* What you are asked to do *
Write the data out again, exactly as given.

[Start]

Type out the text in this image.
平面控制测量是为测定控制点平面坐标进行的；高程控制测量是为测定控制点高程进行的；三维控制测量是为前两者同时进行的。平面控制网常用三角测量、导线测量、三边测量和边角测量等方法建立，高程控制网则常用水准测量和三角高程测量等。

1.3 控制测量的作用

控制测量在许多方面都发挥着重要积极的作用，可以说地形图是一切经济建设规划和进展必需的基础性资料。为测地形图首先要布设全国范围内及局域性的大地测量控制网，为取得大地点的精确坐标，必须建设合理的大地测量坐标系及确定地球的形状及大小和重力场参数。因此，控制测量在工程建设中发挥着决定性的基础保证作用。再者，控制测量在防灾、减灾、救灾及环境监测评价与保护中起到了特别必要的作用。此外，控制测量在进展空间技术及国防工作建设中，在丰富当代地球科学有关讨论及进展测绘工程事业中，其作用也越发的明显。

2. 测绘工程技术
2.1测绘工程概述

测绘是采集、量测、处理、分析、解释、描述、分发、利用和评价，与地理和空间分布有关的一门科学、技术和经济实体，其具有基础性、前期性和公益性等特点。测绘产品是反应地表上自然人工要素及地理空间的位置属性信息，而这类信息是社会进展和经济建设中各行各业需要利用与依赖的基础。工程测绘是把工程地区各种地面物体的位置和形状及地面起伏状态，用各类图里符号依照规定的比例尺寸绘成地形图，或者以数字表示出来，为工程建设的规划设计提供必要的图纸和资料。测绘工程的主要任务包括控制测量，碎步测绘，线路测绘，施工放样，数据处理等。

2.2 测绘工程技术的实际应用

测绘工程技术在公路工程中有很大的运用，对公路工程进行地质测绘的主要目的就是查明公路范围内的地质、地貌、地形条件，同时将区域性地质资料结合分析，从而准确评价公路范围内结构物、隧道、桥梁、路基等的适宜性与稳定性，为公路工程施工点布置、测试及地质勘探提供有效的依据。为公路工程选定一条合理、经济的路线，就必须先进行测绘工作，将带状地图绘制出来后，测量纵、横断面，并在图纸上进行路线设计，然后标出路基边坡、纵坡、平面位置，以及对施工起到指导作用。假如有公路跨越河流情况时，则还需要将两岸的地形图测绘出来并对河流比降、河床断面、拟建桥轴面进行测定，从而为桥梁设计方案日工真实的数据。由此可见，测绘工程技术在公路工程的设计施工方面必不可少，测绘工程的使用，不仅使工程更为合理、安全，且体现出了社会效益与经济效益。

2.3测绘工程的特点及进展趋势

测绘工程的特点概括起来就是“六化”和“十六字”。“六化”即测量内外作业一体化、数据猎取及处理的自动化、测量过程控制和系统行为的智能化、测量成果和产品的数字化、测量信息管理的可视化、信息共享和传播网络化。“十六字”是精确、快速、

[End]

* The output *
Type out the text in this image.
平面控制测量是为测定控制点平面坐标进行的；高程控制测量是为测定控制点高程进行的；三维控制测量是为前两者同时进行的。平面控制网常用三角测量、导线测量、三边测量和边角测量等方法建立，高程控制网则常用水准测量和三角高程测量等。

1.3 控制测量的作用

控制测量在许多方面都发挥着重要积极的作用，可以说地形图是一切经济建设规划和进展必需的基础性资料。为测地形图首先要布设全国范围内及局域性的大地测量控制网，为取得大地点的精确坐标，必须建设合理的大地测量坐标系及确定地球的形状及大小和重力场参数。因此，控制测量在工程建设中发挥着决定性的基础保证作用。再者，控制测量在防灾、减灾、救灾及环境监测评价与保护中起到了特别必要的作用。此外，控制测量在进展空间技术及国防工作建设中，在丰富当代地球科学有关讨论及进展测绘工程事业中，其作用也越发的明显。

2. 测绘工程技术
2.1测绘工程概述

测绘是采集、量测、处理、分析、解释、描述、分发、利用和评价，与地理和空间分布有关的一门科学、技术和经济实体，其具有基础性、前期性和公益性等特点。测绘产品是反应地表上自然人工要素及地理空间的位置属性信息，而这类信息是社会进展和经济建设中各行各业需要利用与依赖的基础。工程测绘是把工程地区各种地面物体的位置和形状及地面起伏状态，用各类图里符号依照规定的比例尺寸绘成地形图，或者以数字表示出来，为工程建设的规划设计提供必要的图纸和资料。测绘工程的主要任务包括控制测量，碎步测绘，线路测绘，施工放样，数据处理等。

2.2 测绘工程技术的实际应用

测绘工程技术在公路工程中有很大的运用，对公路工程进行地质测绘的主要目的就是查明公路范围内的地质、地貌、地形条件，同时将区域性地质资料结合分析，从而准确评价公路范围内结构物、隧道、桥梁、路基等的适宜性与稳定性，为公路工程施工点布置、测试及地质勘探提供有效的依据。为公路工程选定一条合理、经济的路线，就必须先进行测绘工作，将带状地图绘制出来后，测量纵、横断面，并在图纸上进行路线设计，然后标出路基边坡、纵坡、平面位置，以及对施工起到指导作用。假如有公路跨越河流情况时，则还需要将两岸的地形图测绘出来并对河流比降、河床断面、拟建桥轴面进行测定，从而为桥梁设计方案日工真实的数据。由此可见，测绘工程技术在公路工程的设计施工方面必不可少，测绘工程的使用，不仅使工程更为合理、安全，且体现出了社会效益与经济效益。

2.3测绘工程的特点及进展趋势

测绘工程的特点概括起来就是“六化”和“十六字”。“六化”即测量内外作业一体化、数据猎取及处理的自动化、测量过程控制和系统行为的智能化、测量成果和产品的数字化、测量信息管理的可视化、信息共享和传播网络化。“十六字”是精确、快速、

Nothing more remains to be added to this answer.